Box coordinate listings

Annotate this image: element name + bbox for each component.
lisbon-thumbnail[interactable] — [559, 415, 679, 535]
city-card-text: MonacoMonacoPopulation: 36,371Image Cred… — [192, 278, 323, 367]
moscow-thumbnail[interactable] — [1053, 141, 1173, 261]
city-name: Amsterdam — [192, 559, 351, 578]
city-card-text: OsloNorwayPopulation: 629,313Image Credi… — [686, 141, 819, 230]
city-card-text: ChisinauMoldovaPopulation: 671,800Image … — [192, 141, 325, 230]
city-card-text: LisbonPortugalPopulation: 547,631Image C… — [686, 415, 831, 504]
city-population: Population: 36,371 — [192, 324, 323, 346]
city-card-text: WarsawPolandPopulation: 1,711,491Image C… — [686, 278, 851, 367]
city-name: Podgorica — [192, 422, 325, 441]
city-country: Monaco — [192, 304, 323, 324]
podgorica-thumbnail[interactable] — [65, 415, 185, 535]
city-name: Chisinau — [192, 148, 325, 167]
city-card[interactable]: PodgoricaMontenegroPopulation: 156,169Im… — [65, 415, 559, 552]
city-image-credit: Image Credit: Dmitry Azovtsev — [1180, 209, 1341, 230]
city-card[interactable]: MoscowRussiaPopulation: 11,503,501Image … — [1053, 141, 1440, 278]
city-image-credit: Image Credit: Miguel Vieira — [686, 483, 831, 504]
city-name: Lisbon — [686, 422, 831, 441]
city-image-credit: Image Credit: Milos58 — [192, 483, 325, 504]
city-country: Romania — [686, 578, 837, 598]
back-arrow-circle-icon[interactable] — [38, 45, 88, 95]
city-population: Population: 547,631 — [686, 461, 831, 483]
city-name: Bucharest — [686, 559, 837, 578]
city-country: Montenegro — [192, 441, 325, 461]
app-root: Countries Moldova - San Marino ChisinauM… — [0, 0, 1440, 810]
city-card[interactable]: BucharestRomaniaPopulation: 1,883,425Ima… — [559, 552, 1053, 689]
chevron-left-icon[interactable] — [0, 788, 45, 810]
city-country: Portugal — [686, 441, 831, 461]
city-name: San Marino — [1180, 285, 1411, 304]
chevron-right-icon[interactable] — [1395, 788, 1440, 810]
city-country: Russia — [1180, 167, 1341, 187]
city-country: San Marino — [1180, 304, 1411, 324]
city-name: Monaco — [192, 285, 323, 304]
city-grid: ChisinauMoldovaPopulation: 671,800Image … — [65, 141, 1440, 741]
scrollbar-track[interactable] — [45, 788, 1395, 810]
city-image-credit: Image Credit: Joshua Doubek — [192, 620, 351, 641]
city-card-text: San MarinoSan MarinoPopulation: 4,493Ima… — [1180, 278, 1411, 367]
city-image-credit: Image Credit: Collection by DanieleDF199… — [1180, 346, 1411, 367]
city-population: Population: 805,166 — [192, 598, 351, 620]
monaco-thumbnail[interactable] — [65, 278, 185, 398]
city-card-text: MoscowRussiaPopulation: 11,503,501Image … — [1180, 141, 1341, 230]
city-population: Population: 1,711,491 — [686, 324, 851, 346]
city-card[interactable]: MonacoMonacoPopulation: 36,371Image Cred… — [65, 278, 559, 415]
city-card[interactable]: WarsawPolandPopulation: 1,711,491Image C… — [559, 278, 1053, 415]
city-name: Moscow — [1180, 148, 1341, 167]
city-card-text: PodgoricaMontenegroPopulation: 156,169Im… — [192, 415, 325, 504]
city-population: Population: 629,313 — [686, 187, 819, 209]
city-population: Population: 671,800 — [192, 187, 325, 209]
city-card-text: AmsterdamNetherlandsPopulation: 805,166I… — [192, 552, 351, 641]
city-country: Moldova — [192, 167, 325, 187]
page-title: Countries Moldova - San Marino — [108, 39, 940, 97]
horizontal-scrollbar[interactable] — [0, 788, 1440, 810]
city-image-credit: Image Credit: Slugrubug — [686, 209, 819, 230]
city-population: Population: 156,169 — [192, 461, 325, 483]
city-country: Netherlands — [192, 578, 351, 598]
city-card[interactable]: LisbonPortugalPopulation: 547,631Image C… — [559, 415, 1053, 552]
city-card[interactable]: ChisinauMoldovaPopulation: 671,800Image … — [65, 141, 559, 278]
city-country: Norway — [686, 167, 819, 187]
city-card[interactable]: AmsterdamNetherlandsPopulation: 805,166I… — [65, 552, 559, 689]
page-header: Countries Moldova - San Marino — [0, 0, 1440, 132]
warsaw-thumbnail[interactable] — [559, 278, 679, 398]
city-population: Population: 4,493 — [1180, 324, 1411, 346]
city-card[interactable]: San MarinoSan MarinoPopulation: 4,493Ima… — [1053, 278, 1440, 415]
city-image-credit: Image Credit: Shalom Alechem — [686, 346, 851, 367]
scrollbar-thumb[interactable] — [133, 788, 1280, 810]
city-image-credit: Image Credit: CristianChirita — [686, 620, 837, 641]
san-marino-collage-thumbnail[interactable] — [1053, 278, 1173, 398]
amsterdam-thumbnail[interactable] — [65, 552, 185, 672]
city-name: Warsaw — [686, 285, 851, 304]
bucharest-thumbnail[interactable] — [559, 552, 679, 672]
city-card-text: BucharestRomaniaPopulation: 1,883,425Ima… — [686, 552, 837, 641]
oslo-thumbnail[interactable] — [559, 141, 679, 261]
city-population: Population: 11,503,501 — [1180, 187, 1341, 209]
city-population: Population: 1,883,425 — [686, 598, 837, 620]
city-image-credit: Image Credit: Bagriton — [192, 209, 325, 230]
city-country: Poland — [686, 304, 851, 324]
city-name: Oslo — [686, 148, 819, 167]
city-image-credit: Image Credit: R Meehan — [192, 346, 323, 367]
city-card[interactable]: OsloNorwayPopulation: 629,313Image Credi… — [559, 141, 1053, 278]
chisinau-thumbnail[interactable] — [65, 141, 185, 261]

= Problem details =
Reproduce every line of the entries above, character for character.

= Solution =
Annotate this image: element name + bbox for each component.
lisbon-thumbnail[interactable] — [559, 415, 679, 535]
city-card-text: MonacoMonacoPopulation: 36,371Image Cred… — [192, 278, 323, 367]
moscow-thumbnail[interactable] — [1053, 141, 1173, 261]
city-name: Amsterdam — [192, 559, 351, 578]
city-card-text: OsloNorwayPopulation: 629,313Image Credi… — [686, 141, 819, 230]
city-card-text: ChisinauMoldovaPopulation: 671,800Image … — [192, 141, 325, 230]
city-card-text: LisbonPortugalPopulation: 547,631Image C… — [686, 415, 831, 504]
city-population: Population: 36,371 — [192, 324, 323, 346]
city-card-text: WarsawPolandPopulation: 1,711,491Image C… — [686, 278, 851, 367]
city-name: Podgorica — [192, 422, 325, 441]
city-country: Monaco — [192, 304, 323, 324]
podgorica-thumbnail[interactable] — [65, 415, 185, 535]
city-name: Chisinau — [192, 148, 325, 167]
city-card[interactable]: PodgoricaMontenegroPopulation: 156,169Im… — [65, 415, 559, 552]
city-image-credit: Image Credit: Dmitry Azovtsev — [1180, 209, 1341, 230]
city-card[interactable]: MoscowRussiaPopulation: 11,503,501Image … — [1053, 141, 1440, 278]
city-image-credit: Image Credit: Miguel Vieira — [686, 483, 831, 504]
city-name: Lisbon — [686, 422, 831, 441]
city-image-credit: Image Credit: Milos58 — [192, 483, 325, 504]
city-country: Romania — [686, 578, 837, 598]
back-arrow-circle-icon[interactable] — [38, 45, 88, 95]
city-population: Population: 547,631 — [686, 461, 831, 483]
city-name: Bucharest — [686, 559, 837, 578]
city-country: Montenegro — [192, 441, 325, 461]
app-root: Countries Moldova - San Marino ChisinauM… — [0, 0, 1440, 810]
city-card[interactable]: BucharestRomaniaPopulation: 1,883,425Ima… — [559, 552, 1053, 689]
chevron-left-icon[interactable] — [0, 788, 45, 810]
city-country: Portugal — [686, 441, 831, 461]
city-name: San Marino — [1180, 285, 1411, 304]
chevron-right-icon[interactable] — [1395, 788, 1440, 810]
city-country: Russia — [1180, 167, 1341, 187]
city-country: San Marino — [1180, 304, 1411, 324]
city-name: Monaco — [192, 285, 323, 304]
city-grid: ChisinauMoldovaPopulation: 671,800Image … — [65, 141, 1440, 741]
scrollbar-track[interactable] — [45, 788, 1395, 810]
city-image-credit: Image Credit: Joshua Doubek — [192, 620, 351, 641]
city-card-text: San MarinoSan MarinoPopulation: 4,493Ima… — [1180, 278, 1411, 367]
city-image-credit: Image Credit: Collection by DanieleDF199… — [1180, 346, 1411, 367]
city-population: Population: 805,166 — [192, 598, 351, 620]
monaco-thumbnail[interactable] — [65, 278, 185, 398]
city-card-text: MoscowRussiaPopulation: 11,503,501Image … — [1180, 141, 1341, 230]
city-population: Population: 1,711,491 — [686, 324, 851, 346]
city-card[interactable]: MonacoMonacoPopulation: 36,371Image Cred… — [65, 278, 559, 415]
city-card[interactable]: WarsawPolandPopulation: 1,711,491Image C… — [559, 278, 1053, 415]
city-name: Moscow — [1180, 148, 1341, 167]
city-card-text: PodgoricaMontenegroPopulation: 156,169Im… — [192, 415, 325, 504]
city-population: Population: 629,313 — [686, 187, 819, 209]
city-population: Population: 671,800 — [192, 187, 325, 209]
city-card-text: AmsterdamNetherlandsPopulation: 805,166I… — [192, 552, 351, 641]
city-country: Moldova — [192, 167, 325, 187]
page-title: Countries Moldova - San Marino — [108, 39, 940, 97]
horizontal-scrollbar[interactable] — [0, 788, 1440, 810]
city-image-credit: Image Credit: Slugrubug — [686, 209, 819, 230]
city-population: Population: 156,169 — [192, 461, 325, 483]
city-country: Netherlands — [192, 578, 351, 598]
city-card[interactable]: LisbonPortugalPopulation: 547,631Image C… — [559, 415, 1053, 552]
city-card[interactable]: ChisinauMoldovaPopulation: 671,800Image … — [65, 141, 559, 278]
city-country: Norway — [686, 167, 819, 187]
city-card[interactable]: AmsterdamNetherlandsPopulation: 805,166I… — [65, 552, 559, 689]
page-header: Countries Moldova - San Marino — [0, 0, 1440, 132]
warsaw-thumbnail[interactable] — [559, 278, 679, 398]
city-population: Population: 4,493 — [1180, 324, 1411, 346]
city-card[interactable]: San MarinoSan MarinoPopulation: 4,493Ima… — [1053, 278, 1440, 415]
city-image-credit: Image Credit: Shalom Alechem — [686, 346, 851, 367]
scrollbar-thumb[interactable] — [133, 788, 1280, 810]
city-image-credit: Image Credit: CristianChirita — [686, 620, 837, 641]
san-marino-collage-thumbnail[interactable] — [1053, 278, 1173, 398]
amsterdam-thumbnail[interactable] — [65, 552, 185, 672]
city-name: Warsaw — [686, 285, 851, 304]
bucharest-thumbnail[interactable] — [559, 552, 679, 672]
city-card-text: BucharestRomaniaPopulation: 1,883,425Ima… — [686, 552, 837, 641]
oslo-thumbnail[interactable] — [559, 141, 679, 261]
city-population: Population: 11,503,501 — [1180, 187, 1341, 209]
city-population: Population: 1,883,425 — [686, 598, 837, 620]
city-image-credit: Image Credit: Bagriton — [192, 209, 325, 230]
city-country: Poland — [686, 304, 851, 324]
city-name: Oslo — [686, 148, 819, 167]
city-image-credit: Image Credit: R Meehan — [192, 346, 323, 367]
city-card[interactable]: OsloNorwayPopulation: 629,313Image Credi… — [559, 141, 1053, 278]
chisinau-thumbnail[interactable] — [65, 141, 185, 261]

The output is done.